▶ **WHAT IS BEING ASKED**:
Look through the data and write out every line with the word "Amount" in it.

═════ RECORD SET ═════

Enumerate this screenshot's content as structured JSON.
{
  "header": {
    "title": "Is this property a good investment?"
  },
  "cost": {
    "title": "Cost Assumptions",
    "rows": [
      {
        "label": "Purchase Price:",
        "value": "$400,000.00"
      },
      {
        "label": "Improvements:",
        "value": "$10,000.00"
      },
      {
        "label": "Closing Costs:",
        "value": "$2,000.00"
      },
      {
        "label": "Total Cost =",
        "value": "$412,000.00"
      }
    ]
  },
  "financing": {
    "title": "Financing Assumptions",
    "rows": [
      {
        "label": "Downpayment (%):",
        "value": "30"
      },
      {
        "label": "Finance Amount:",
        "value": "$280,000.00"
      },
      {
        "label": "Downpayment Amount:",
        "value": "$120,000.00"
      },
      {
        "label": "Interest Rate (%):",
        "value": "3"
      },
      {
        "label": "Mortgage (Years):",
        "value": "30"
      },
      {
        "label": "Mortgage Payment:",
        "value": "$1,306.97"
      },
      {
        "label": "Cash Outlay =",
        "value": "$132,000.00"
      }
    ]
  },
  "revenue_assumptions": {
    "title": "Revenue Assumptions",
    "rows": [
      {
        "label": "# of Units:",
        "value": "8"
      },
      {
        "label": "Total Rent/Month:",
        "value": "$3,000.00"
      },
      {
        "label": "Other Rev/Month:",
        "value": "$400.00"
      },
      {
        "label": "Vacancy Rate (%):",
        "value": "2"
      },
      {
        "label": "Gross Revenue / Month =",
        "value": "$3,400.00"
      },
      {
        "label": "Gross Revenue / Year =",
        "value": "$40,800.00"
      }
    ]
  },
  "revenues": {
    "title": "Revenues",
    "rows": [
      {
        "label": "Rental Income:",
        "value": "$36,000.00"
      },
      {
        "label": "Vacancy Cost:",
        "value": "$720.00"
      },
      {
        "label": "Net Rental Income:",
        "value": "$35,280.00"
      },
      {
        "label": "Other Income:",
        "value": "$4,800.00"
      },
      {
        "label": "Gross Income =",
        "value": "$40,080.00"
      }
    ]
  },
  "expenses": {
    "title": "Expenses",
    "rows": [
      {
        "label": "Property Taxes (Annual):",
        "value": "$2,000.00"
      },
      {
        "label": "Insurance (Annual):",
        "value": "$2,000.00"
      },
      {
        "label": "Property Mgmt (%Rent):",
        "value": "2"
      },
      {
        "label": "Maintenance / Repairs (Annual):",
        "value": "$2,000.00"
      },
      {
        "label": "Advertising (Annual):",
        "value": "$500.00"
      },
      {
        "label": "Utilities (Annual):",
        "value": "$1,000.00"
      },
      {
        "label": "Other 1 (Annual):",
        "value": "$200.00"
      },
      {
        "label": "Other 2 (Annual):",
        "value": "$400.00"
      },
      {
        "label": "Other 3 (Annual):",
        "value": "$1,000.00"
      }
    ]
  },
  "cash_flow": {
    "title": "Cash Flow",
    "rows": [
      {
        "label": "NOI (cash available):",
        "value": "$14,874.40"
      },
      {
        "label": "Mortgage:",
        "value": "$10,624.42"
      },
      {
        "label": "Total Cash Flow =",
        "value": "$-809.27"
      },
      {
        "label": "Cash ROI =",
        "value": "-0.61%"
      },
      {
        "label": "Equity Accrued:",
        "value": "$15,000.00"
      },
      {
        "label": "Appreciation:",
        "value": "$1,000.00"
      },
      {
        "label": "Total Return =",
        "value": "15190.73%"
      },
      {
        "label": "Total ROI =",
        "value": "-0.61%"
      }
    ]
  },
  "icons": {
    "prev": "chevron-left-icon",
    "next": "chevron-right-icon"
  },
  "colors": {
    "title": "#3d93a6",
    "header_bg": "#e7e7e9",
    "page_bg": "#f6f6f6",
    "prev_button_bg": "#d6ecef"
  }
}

═════

▶ **WRITTEN RESPONSE**:
        "label": "Finance Amount:",
        "label": "Downpayment Amount:",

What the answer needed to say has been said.